> Requirements: Rewrite the material from its first line up to and including the line containing "411, 365, 443]" as a JSON list of strings, with one string per line and blank lines omitted.

Page element annotations
===============

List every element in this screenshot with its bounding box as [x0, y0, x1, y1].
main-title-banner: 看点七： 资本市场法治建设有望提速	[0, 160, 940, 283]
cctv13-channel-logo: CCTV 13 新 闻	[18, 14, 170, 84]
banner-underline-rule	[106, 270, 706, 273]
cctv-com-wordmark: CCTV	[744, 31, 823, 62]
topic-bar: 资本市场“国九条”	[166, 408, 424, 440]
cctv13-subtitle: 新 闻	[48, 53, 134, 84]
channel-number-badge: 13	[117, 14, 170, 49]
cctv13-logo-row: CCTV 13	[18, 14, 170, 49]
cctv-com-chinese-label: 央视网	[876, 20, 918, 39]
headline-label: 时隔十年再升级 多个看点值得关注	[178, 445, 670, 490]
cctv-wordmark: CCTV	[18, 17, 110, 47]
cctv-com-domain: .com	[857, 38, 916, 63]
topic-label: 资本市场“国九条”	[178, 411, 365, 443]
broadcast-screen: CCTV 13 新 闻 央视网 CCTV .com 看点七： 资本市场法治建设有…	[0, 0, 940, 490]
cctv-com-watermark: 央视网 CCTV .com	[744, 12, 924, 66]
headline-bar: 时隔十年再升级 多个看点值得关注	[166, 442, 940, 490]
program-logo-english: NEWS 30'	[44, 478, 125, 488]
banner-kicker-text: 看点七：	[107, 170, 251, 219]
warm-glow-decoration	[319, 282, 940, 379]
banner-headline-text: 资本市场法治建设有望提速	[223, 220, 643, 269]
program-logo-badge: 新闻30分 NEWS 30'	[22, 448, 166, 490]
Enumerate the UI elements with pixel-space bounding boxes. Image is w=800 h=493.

===============

> Full solution:
[
  "List every element in this screenshot with its bounding box as [x0, y0, x1, y1].",
  "main-title-banner: 看点七： 资本市场法治建设有望提速\t[0, 160, 940, 283]",
  "cctv13-channel-logo: CCTV 13 新 闻\t[18, 14, 170, 84]",
  "banner-underline-rule\t[106, 270, 706, 273]",
  "cctv-com-wordmark: CCTV\t[744, 31, 823, 62]",
  "topic-bar: 资本市场“国九条”\t[166, 408, 424, 440]",
  "cctv13-subtitle: 新 闻\t[48, 53, 134, 84]",
  "channel-number-badge: 13\t[117, 14, 170, 49]",
  "cctv13-logo-row: CCTV 13\t[18, 14, 170, 49]",
  "cctv-com-chinese-label: 央视网\t[876, 20, 918, 39]",
  "headline-label: 时隔十年再升级 多个看点值得关注\t[178, 445, 670, 490]",
  "cctv-wordmark: CCTV\t[18, 17, 110, 47]",
  "cctv-com-domain: .com\t[857, 38, 916, 63]",
  "topic-label: 资本市场“国九条”\t[178, 411, 365, 443]"
]